## [Work to be completed]
Below is a block of records; reproduce all of them exactly and leave out any pictures.

## [Source material]
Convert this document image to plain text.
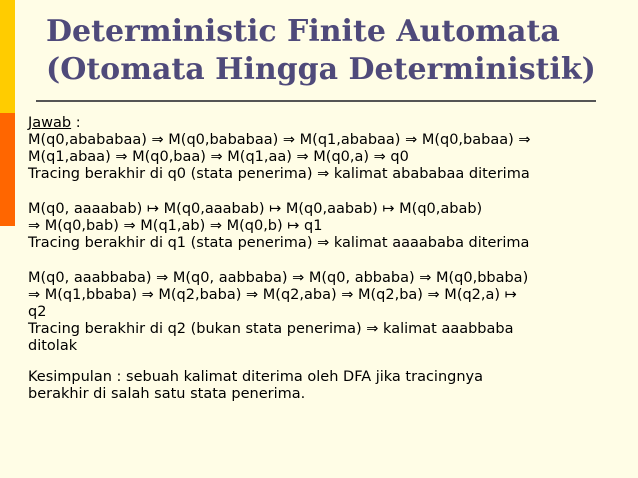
Deterministic Finite Automata
(Otomata Hingga Deterministik)
Jawab :
M(q0,abababaa) ⇒ M(q0,bababaa) ⇒ M(q1,ababaa) ⇒ M(q0,babaa) ⇒
M(q1,abaa) ⇒ M(q0,baa) ⇒ M(q1,aa) ⇒ M(q0,a) ⇒ q0
Tracing berakhir di q0 (stata penerima) ⇒ kalimat abababaa diterima
M(q0, aaaabab) ↦ M(q0,aaabab) ↦ M(q0,aabab) ↦ M(q0,abab)
⇒ M(q0,bab) ⇒ M(q1,ab) ⇒ M(q0,b) ↦ q1
Tracing berakhir di q1 (stata penerima) ⇒ kalimat aaaababa diterima
M(q0, aaabbaba) ⇒ M(q0, aabbaba) ⇒ M(q0, abbaba) ⇒ M(q0,bbaba)
⇒ M(q1,bbaba) ⇒ M(q2,baba) ⇒ M(q2,aba) ⇒ M(q2,ba) ⇒ M(q2,a) ↦
q2
Tracing berakhir di q2 (bukan stata penerima) ⇒ kalimat aaabbaba
ditolak
Kesimpulan : sebuah kalimat diterima oleh DFA jika tracingnya
berakhir di salah satu stata penerima.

## [Result of this task]
Convert this document image to plain text.
Deterministic Finite Automata
(Otomata Hingga Deterministik)
Jawab :
M(q0,abababaa) ⇒ M(q0,bababaa) ⇒ M(q1,ababaa) ⇒ M(q0,babaa) ⇒
M(q1,abaa) ⇒ M(q0,baa) ⇒ M(q1,aa) ⇒ M(q0,a) ⇒ q0
Tracing berakhir di q0 (stata penerima) ⇒ kalimat abababaa diterima
M(q0, aaaabab) ↦ M(q0,aaabab) ↦ M(q0,aabab) ↦ M(q0,abab)
⇒ M(q0,bab) ⇒ M(q1,ab) ⇒ M(q0,b) ↦ q1
Tracing berakhir di q1 (stata penerima) ⇒ kalimat aaaababa diterima
M(q0, aaabbaba) ⇒ M(q0, aabbaba) ⇒ M(q0, abbaba) ⇒ M(q0,bbaba)
⇒ M(q1,bbaba) ⇒ M(q2,baba) ⇒ M(q2,aba) ⇒ M(q2,ba) ⇒ M(q2,a) ↦
q2
Tracing berakhir di q2 (bukan stata penerima) ⇒ kalimat aaabbaba
ditolak
Kesimpulan : sebuah kalimat diterima oleh DFA jika tracingnya
berakhir di salah satu stata penerima.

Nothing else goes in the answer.